WHAT THE TASK REQUIRES
Transcribe all the records exactly and omit any images they hold.

:: DATA FOR THIS TASK

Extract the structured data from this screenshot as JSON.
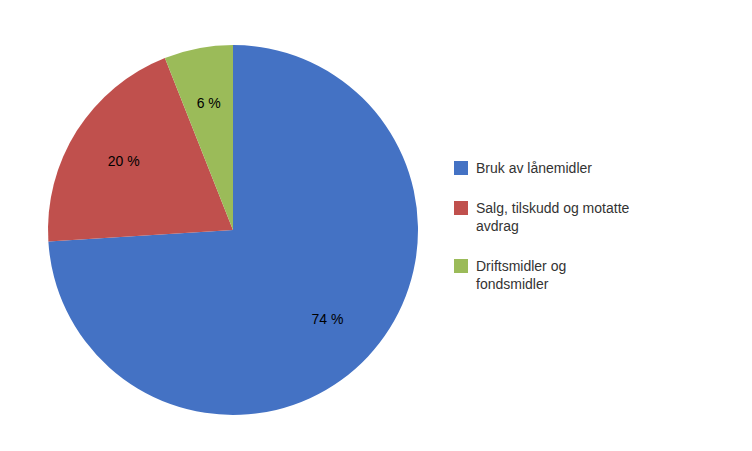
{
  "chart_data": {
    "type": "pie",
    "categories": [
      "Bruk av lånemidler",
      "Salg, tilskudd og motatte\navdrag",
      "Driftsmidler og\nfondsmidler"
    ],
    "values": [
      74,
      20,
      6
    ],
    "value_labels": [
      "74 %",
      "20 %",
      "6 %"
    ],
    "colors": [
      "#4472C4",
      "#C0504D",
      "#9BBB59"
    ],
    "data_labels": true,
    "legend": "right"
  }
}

::::

EXPECTED OUTPUT
Extract the structured data from this screenshot as JSON.
{
  "chart_data": {
    "type": "pie",
    "categories": [
      "Bruk av lånemidler",
      "Salg, tilskudd og motatte\navdrag",
      "Driftsmidler og\nfondsmidler"
    ],
    "values": [
      74,
      20,
      6
    ],
    "value_labels": [
      "74 %",
      "20 %",
      "6 %"
    ],
    "colors": [
      "#4472C4",
      "#C0504D",
      "#9BBB59"
    ],
    "data_labels": true,
    "legend": "right"
  }
}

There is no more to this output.